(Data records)
☆ ☆ ☆

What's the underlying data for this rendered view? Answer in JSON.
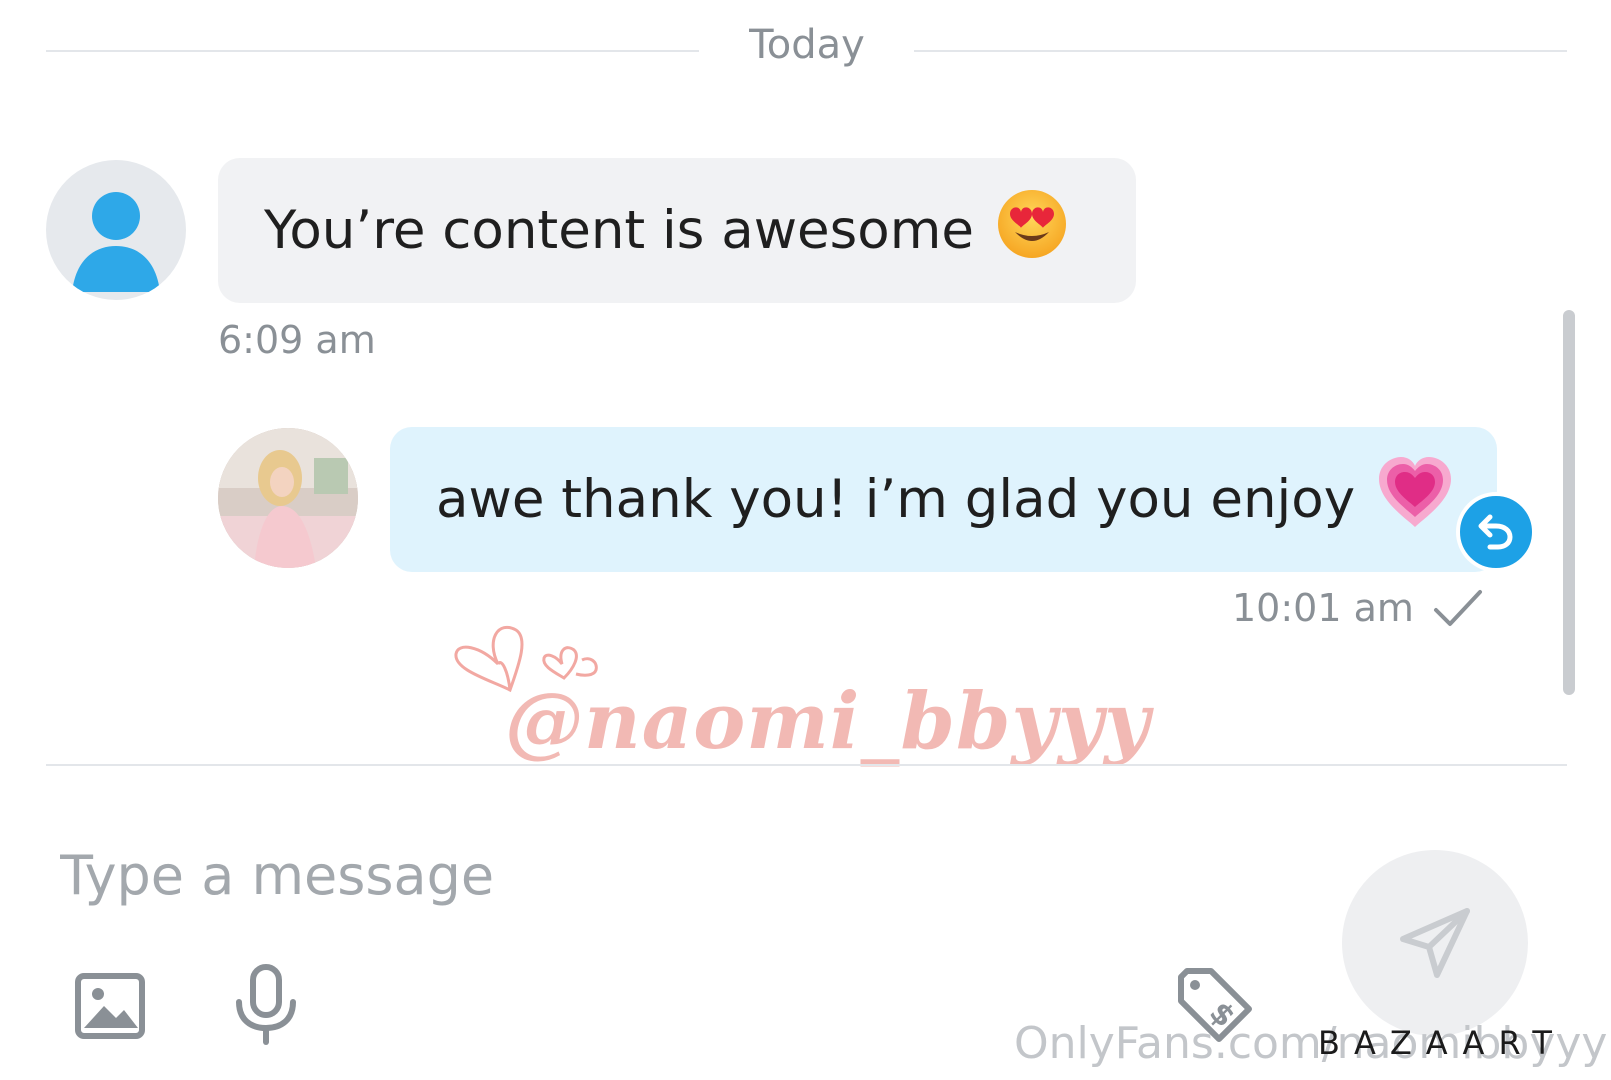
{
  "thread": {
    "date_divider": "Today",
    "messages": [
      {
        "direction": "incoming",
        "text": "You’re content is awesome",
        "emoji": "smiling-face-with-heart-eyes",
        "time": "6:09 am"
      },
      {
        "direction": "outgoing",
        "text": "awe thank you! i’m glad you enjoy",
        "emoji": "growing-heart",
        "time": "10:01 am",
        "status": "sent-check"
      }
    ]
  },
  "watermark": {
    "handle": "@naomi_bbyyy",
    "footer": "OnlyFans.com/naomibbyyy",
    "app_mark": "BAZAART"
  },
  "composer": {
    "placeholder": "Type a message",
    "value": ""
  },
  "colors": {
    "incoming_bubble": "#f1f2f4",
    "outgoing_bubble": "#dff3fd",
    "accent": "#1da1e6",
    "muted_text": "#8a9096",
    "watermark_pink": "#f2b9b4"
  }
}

☆ ☆ ☆

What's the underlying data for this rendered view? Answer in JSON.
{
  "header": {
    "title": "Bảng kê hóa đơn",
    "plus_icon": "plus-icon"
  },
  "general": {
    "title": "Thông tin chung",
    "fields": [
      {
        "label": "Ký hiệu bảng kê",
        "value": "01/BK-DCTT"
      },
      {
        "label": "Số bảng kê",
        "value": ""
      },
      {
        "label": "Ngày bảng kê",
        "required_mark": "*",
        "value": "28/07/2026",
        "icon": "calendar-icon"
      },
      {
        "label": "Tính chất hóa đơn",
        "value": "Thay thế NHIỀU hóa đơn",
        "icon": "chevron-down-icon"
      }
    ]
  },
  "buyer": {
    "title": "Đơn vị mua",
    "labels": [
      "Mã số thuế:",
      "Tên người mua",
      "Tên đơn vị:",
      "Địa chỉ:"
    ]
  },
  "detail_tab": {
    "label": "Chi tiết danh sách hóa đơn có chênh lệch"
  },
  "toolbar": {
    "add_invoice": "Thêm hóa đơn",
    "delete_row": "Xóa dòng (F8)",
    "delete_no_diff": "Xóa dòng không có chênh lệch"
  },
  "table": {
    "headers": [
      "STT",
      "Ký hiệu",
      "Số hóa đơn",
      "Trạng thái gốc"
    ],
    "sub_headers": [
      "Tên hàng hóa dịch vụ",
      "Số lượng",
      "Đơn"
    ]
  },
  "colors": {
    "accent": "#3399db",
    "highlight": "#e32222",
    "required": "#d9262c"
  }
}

☆ ☆ ☆

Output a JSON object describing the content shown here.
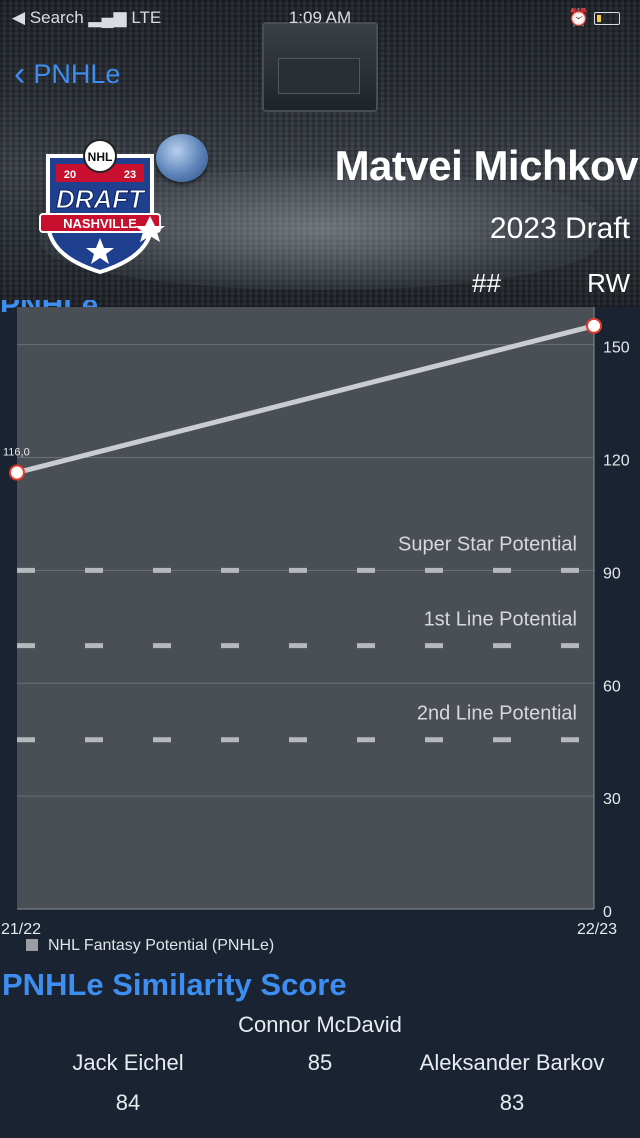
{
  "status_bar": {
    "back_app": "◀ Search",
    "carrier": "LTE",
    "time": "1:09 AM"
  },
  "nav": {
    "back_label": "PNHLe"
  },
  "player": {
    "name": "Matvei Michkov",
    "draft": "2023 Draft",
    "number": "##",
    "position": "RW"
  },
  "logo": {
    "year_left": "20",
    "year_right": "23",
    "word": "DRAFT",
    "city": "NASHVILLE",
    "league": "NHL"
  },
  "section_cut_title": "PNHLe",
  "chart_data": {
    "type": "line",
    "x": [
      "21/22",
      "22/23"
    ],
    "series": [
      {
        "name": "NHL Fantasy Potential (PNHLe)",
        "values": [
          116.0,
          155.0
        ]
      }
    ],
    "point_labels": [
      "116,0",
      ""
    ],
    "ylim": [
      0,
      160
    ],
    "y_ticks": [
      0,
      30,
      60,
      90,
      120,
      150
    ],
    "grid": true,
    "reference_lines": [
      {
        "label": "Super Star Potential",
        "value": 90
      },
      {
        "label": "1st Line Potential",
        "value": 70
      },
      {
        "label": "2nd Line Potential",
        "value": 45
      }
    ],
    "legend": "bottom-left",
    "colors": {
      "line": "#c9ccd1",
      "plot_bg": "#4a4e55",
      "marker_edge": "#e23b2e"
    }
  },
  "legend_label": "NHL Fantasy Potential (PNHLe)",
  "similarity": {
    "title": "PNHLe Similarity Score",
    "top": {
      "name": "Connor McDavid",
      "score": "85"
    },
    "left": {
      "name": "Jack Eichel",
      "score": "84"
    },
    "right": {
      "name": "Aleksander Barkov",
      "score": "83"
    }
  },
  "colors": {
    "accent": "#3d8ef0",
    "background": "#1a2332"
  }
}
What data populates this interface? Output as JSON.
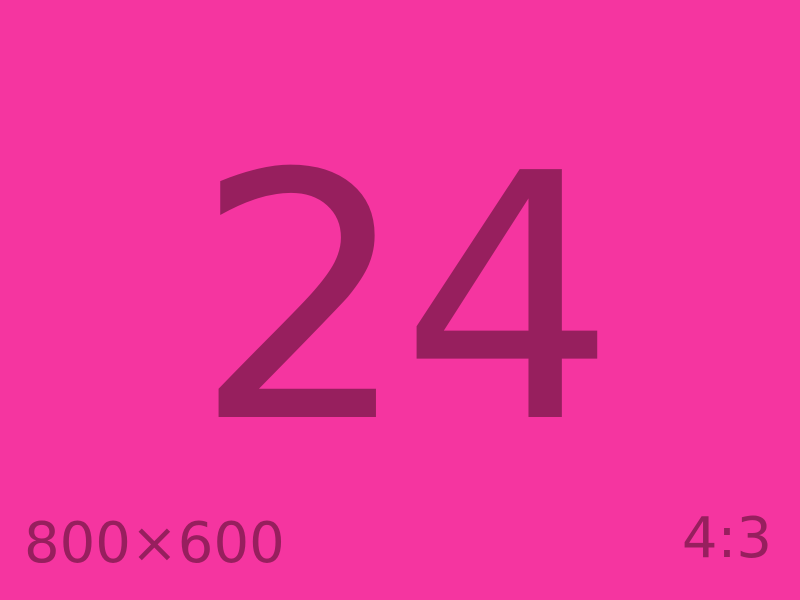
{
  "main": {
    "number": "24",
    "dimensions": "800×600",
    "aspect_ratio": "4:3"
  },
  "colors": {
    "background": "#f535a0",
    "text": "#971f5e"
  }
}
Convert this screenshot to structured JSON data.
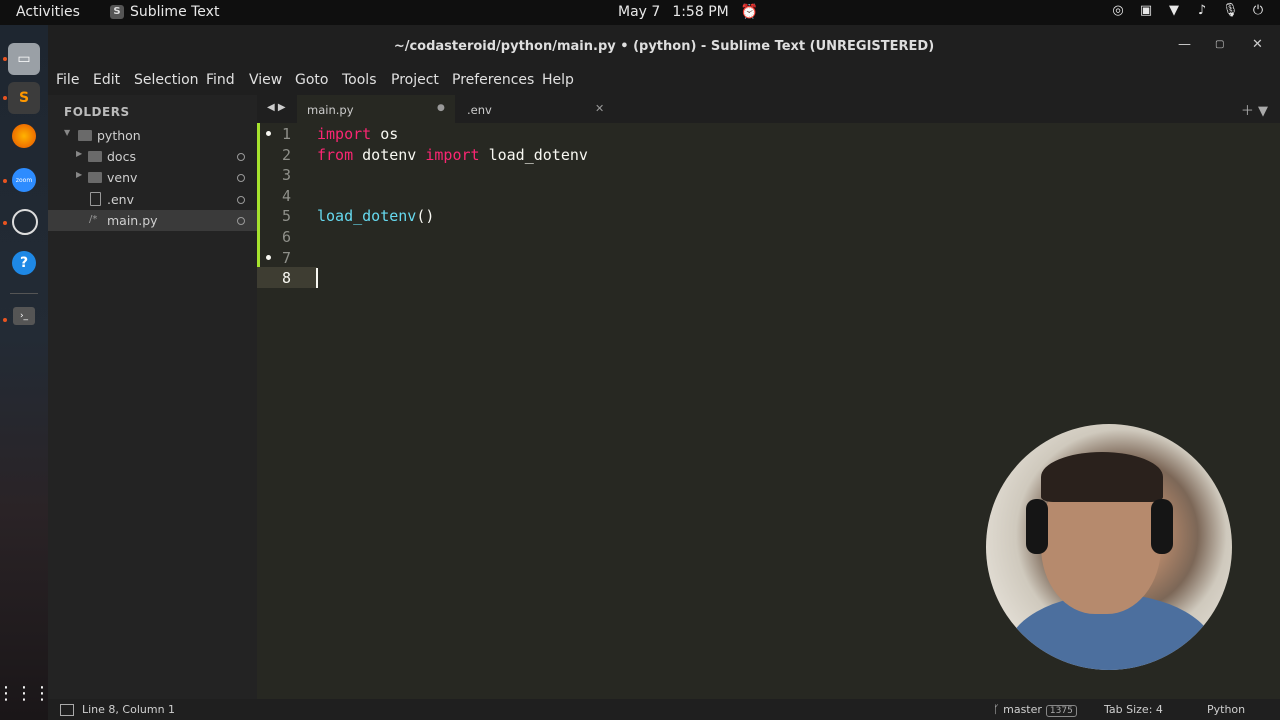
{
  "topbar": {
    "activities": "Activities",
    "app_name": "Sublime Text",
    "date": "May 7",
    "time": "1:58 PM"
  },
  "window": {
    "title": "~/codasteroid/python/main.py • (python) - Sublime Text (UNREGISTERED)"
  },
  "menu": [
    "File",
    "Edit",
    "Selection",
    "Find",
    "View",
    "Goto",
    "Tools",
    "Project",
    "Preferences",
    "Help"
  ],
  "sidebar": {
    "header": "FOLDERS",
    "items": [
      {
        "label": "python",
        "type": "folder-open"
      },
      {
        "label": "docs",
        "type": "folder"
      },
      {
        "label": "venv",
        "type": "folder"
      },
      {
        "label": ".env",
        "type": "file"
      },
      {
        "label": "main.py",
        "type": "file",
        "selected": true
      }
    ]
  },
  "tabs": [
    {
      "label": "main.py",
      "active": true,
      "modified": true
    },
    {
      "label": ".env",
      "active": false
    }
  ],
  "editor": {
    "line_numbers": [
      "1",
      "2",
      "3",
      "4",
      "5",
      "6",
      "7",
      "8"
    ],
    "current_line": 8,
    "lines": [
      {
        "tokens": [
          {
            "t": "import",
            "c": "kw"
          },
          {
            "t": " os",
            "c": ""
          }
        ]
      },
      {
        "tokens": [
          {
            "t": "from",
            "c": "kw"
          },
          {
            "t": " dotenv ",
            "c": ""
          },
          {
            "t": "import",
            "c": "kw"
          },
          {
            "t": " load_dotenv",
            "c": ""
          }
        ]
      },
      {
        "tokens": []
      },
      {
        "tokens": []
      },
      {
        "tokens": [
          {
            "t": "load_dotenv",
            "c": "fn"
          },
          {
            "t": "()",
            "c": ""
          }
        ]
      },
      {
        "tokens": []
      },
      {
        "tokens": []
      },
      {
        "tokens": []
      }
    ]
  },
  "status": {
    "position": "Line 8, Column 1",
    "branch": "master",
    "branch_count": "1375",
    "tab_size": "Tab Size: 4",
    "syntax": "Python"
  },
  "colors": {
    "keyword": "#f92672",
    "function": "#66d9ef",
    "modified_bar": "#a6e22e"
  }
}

☆ ☆ ☆

Task objective
Copy every line that contains the string "content".

Result of this exercise
        "text": "You’re content is awesome",
Output a JSON object describing the content shown here.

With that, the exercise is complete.